§ What you should do
Extract from the listing each line in which the word "here" appears.

↓

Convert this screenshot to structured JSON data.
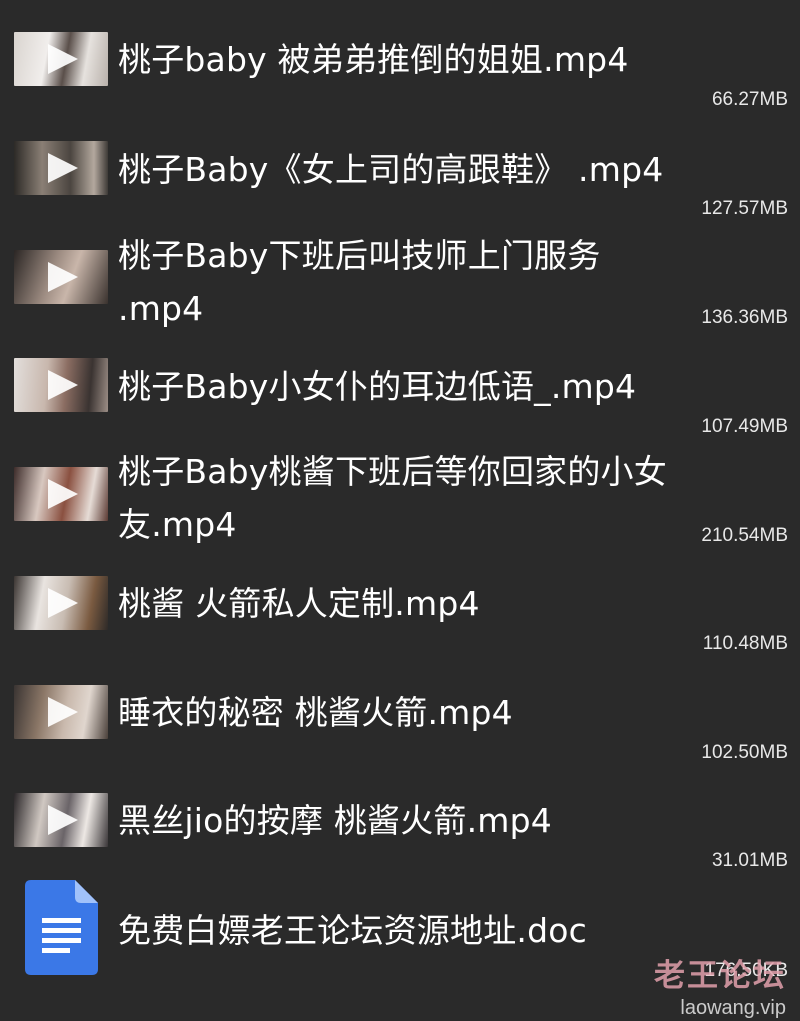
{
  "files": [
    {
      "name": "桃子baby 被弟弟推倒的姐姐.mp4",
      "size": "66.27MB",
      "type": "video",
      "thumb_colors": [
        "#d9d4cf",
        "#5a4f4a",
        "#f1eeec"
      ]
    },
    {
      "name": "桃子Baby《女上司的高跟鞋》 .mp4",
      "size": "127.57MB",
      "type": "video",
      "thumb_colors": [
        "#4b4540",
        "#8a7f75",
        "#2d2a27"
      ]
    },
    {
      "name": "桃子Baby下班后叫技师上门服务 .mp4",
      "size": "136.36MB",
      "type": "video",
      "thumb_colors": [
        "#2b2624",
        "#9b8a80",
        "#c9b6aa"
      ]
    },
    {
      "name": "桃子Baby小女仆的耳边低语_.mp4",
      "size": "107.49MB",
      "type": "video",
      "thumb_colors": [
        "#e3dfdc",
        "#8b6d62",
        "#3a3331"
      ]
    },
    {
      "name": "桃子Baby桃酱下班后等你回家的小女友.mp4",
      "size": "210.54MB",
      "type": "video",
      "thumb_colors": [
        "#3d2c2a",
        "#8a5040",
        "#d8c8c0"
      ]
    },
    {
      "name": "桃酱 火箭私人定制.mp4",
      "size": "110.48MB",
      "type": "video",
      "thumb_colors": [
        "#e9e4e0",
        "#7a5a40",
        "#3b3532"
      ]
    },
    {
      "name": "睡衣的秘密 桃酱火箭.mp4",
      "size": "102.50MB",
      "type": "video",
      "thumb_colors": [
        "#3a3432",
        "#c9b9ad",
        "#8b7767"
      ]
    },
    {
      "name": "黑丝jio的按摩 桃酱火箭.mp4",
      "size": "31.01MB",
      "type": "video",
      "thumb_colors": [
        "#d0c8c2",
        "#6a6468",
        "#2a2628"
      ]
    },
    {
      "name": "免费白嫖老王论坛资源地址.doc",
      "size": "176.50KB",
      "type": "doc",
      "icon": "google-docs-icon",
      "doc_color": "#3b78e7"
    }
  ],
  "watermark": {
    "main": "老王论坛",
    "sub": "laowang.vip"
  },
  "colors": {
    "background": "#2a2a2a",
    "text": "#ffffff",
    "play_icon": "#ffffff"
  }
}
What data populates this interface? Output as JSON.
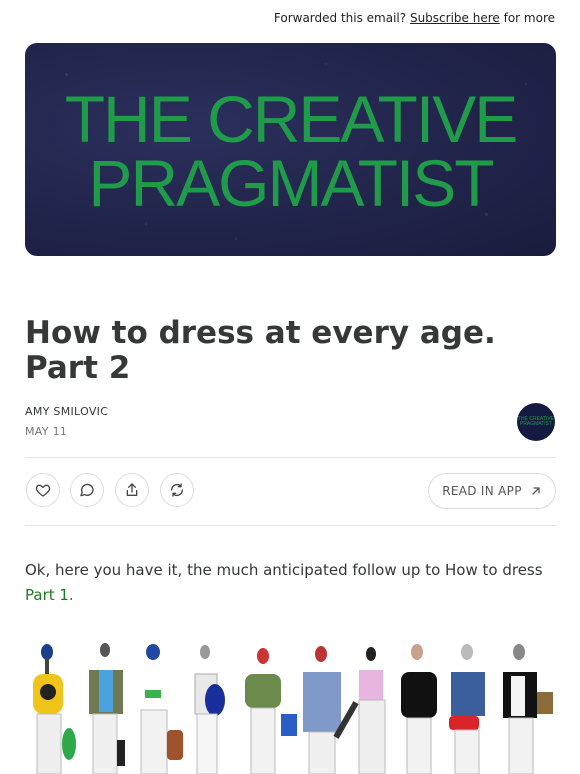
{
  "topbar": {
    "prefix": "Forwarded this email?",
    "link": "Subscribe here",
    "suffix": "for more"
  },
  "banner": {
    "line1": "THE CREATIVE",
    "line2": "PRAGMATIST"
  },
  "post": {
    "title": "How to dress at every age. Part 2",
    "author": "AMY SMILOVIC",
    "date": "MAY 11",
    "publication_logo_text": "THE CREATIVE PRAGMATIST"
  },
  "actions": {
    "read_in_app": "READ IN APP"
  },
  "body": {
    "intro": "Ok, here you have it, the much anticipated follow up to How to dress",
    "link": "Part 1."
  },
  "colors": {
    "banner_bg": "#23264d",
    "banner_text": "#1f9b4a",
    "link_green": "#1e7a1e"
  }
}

↑

§ Solution to the problem
    "link": "Subscribe here",
    "intro": "Ok, here you have it, the much anticipated follow up to How to dress",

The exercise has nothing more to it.